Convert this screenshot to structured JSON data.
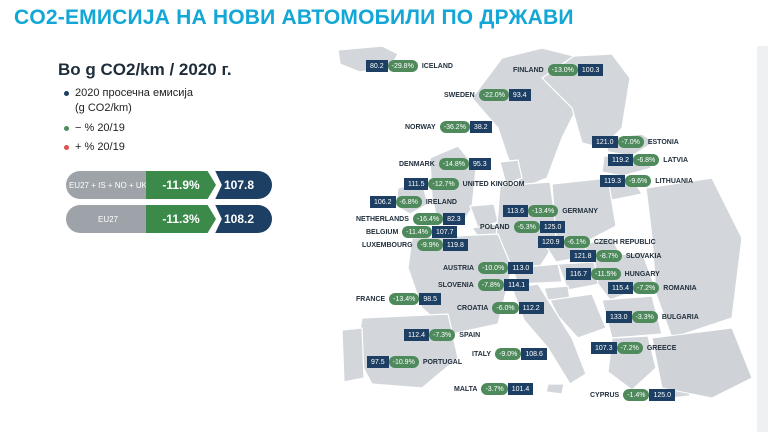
{
  "title": "CO2-ЕМИСИЈА НА НОВИ АВТОМОБИЛИ ПО ДРЖАВИ",
  "subtitle": "Во g CO2/km / 2020 г.",
  "legend": {
    "avg": "2020 просечна емисија",
    "avg_unit": "(g CO2/km)",
    "minus": "− %  20/19",
    "plus": "+ %  20/19"
  },
  "summary": [
    {
      "label": "EU27 + IS + NO + UK",
      "pct": "-11.9%",
      "value": "107.8"
    },
    {
      "label": "EU27",
      "pct": "-11.3%",
      "value": "108.2"
    }
  ],
  "colors": {
    "title": "#12a7d6",
    "value_bg": "#1d3f63",
    "decrease": "#4f8a5c",
    "increase": "#d9534f",
    "label_bg": "#9da3a8"
  },
  "countries": [
    {
      "name": "ICELAND",
      "value": "80.2",
      "pct": "-29.8%"
    },
    {
      "name": "FINLAND",
      "value": "100.3",
      "pct": "-13.0%"
    },
    {
      "name": "SWEDEN",
      "value": "93.4",
      "pct": "-22.0%"
    },
    {
      "name": "NORWAY",
      "value": "38.2",
      "pct": "-36.2%"
    },
    {
      "name": "ESTONIA",
      "value": "121.0",
      "pct": "-7.0%"
    },
    {
      "name": "DENMARK",
      "value": "95.3",
      "pct": "-14.8%"
    },
    {
      "name": "LATVIA",
      "value": "119.2",
      "pct": "-6.8%"
    },
    {
      "name": "LITHUANIA",
      "value": "119.3",
      "pct": "-9.6%"
    },
    {
      "name": "UNITED KINGDOM",
      "value": "111.5",
      "pct": "-12.7%"
    },
    {
      "name": "IRELAND",
      "value": "106.2",
      "pct": "-6.8%"
    },
    {
      "name": "GERMANY",
      "value": "113.6",
      "pct": "-13.4%"
    },
    {
      "name": "NETHERLANDS",
      "value": "82.3",
      "pct": "-16.4%"
    },
    {
      "name": "POLAND",
      "value": "125.0",
      "pct": "-5.3%"
    },
    {
      "name": "BELGIUM",
      "value": "107.7",
      "pct": "-11.4%"
    },
    {
      "name": "LUXEMBOURG",
      "value": "119.8",
      "pct": "-9.9%"
    },
    {
      "name": "CZECH REPUBLIC",
      "value": "120.9",
      "pct": "-6.1%"
    },
    {
      "name": "SLOVAKIA",
      "value": "121.8",
      "pct": "-8.7%"
    },
    {
      "name": "AUSTRIA",
      "value": "113.0",
      "pct": "-10.0%"
    },
    {
      "name": "HUNGARY",
      "value": "116.7",
      "pct": "-11.5%"
    },
    {
      "name": "SLOVENIA",
      "value": "114.1",
      "pct": "-7.8%"
    },
    {
      "name": "ROMANIA",
      "value": "115.4",
      "pct": "-7.2%"
    },
    {
      "name": "FRANCE",
      "value": "98.5",
      "pct": "-13.4%"
    },
    {
      "name": "CROATIA",
      "value": "112.2",
      "pct": "-6.0%"
    },
    {
      "name": "BULGARIA",
      "value": "133.0",
      "pct": "-3.3%"
    },
    {
      "name": "SPAIN",
      "value": "112.4",
      "pct": "-7.3%"
    },
    {
      "name": "GREECE",
      "value": "107.3",
      "pct": "-7.2%"
    },
    {
      "name": "PORTUGAL",
      "value": "97.5",
      "pct": "-10.9%"
    },
    {
      "name": "ITALY",
      "value": "108.6",
      "pct": "-9.0%"
    },
    {
      "name": "MALTA",
      "value": "101.4",
      "pct": "-3.7%"
    },
    {
      "name": "CYPRUS",
      "value": "125.0",
      "pct": "-1.4%"
    }
  ]
}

What to do: Reproduce the records above exactly, leaving out every picture they contain.

The answer:
Convert this screenshot to structured JSON data.
{
  "title": "CO2-ЕМИСИЈА НА НОВИ АВТОМОБИЛИ ПО ДРЖАВИ",
  "subtitle": "Во g CO2/km / 2020 г.",
  "legend": {
    "avg": "2020 просечна емисија",
    "avg_unit": "(g CO2/km)",
    "minus": "− %  20/19",
    "plus": "+ %  20/19"
  },
  "summary": [
    {
      "label": "EU27 + IS + NO + UK",
      "pct": "-11.9%",
      "value": "107.8"
    },
    {
      "label": "EU27",
      "pct": "-11.3%",
      "value": "108.2"
    }
  ],
  "colors": {
    "title": "#12a7d6",
    "value_bg": "#1d3f63",
    "decrease": "#4f8a5c",
    "increase": "#d9534f",
    "label_bg": "#9da3a8"
  },
  "countries": [
    {
      "name": "ICELAND",
      "value": "80.2",
      "pct": "-29.8%"
    },
    {
      "name": "FINLAND",
      "value": "100.3",
      "pct": "-13.0%"
    },
    {
      "name": "SWEDEN",
      "value": "93.4",
      "pct": "-22.0%"
    },
    {
      "name": "NORWAY",
      "value": "38.2",
      "pct": "-36.2%"
    },
    {
      "name": "ESTONIA",
      "value": "121.0",
      "pct": "-7.0%"
    },
    {
      "name": "DENMARK",
      "value": "95.3",
      "pct": "-14.8%"
    },
    {
      "name": "LATVIA",
      "value": "119.2",
      "pct": "-6.8%"
    },
    {
      "name": "LITHUANIA",
      "value": "119.3",
      "pct": "-9.6%"
    },
    {
      "name": "UNITED KINGDOM",
      "value": "111.5",
      "pct": "-12.7%"
    },
    {
      "name": "IRELAND",
      "value": "106.2",
      "pct": "-6.8%"
    },
    {
      "name": "GERMANY",
      "value": "113.6",
      "pct": "-13.4%"
    },
    {
      "name": "NETHERLANDS",
      "value": "82.3",
      "pct": "-16.4%"
    },
    {
      "name": "POLAND",
      "value": "125.0",
      "pct": "-5.3%"
    },
    {
      "name": "BELGIUM",
      "value": "107.7",
      "pct": "-11.4%"
    },
    {
      "name": "LUXEMBOURG",
      "value": "119.8",
      "pct": "-9.9%"
    },
    {
      "name": "CZECH REPUBLIC",
      "value": "120.9",
      "pct": "-6.1%"
    },
    {
      "name": "SLOVAKIA",
      "value": "121.8",
      "pct": "-8.7%"
    },
    {
      "name": "AUSTRIA",
      "value": "113.0",
      "pct": "-10.0%"
    },
    {
      "name": "HUNGARY",
      "value": "116.7",
      "pct": "-11.5%"
    },
    {
      "name": "SLOVENIA",
      "value": "114.1",
      "pct": "-7.8%"
    },
    {
      "name": "ROMANIA",
      "value": "115.4",
      "pct": "-7.2%"
    },
    {
      "name": "FRANCE",
      "value": "98.5",
      "pct": "-13.4%"
    },
    {
      "name": "CROATIA",
      "value": "112.2",
      "pct": "-6.0%"
    },
    {
      "name": "BULGARIA",
      "value": "133.0",
      "pct": "-3.3%"
    },
    {
      "name": "SPAIN",
      "value": "112.4",
      "pct": "-7.3%"
    },
    {
      "name": "GREECE",
      "value": "107.3",
      "pct": "-7.2%"
    },
    {
      "name": "PORTUGAL",
      "value": "97.5",
      "pct": "-10.9%"
    },
    {
      "name": "ITALY",
      "value": "108.6",
      "pct": "-9.0%"
    },
    {
      "name": "MALTA",
      "value": "101.4",
      "pct": "-3.7%"
    },
    {
      "name": "CYPRUS",
      "value": "125.0",
      "pct": "-1.4%"
    }
  ]
}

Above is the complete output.